* **Directions**: Output each entry exactly; skip nothing.

Extracted data entries
────────────────
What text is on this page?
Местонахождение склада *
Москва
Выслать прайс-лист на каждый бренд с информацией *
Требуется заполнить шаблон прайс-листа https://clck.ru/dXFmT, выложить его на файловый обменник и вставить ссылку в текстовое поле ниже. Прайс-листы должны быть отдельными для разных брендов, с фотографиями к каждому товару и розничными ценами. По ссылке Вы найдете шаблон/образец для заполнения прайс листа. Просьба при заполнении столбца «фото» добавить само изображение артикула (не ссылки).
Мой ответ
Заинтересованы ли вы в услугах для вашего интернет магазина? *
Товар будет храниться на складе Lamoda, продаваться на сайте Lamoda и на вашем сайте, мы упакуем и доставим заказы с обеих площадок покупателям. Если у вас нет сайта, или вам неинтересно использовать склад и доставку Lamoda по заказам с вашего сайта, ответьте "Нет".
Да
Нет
────────────────
* **Result**:
What text is on this page?
Местонахождение склада *
Москва
Выслать прайс-лист на каждый бренд с информацией *
Требуется заполнить шаблон прайс-листа https://clck.ru/dXFmT, выложить его на файловый обменник и вставить ссылку в текстовое поле ниже. Прайс-листы должны быть отдельными для разных брендов, с фотографиями к каждому товару и розничными ценами. По ссылке Вы найдете шаблон/образец для заполнения прайс листа. Просьба при заполнении столбца «фото» добавить само изображение артикула (не ссылки).
Мой ответ
Заинтересованы ли вы в услугах для вашего интернет магазина? *
Товар будет храниться на складе Lamoda, продаваться на сайте Lamoda и на вашем сайте, мы упакуем и доставим заказы с обеих площадок покупателям. Если у вас нет сайта, или вам неинтересно использовать склад и доставку Lamoda по заказам с вашего сайта, ответьте "Нет".
Да
Нет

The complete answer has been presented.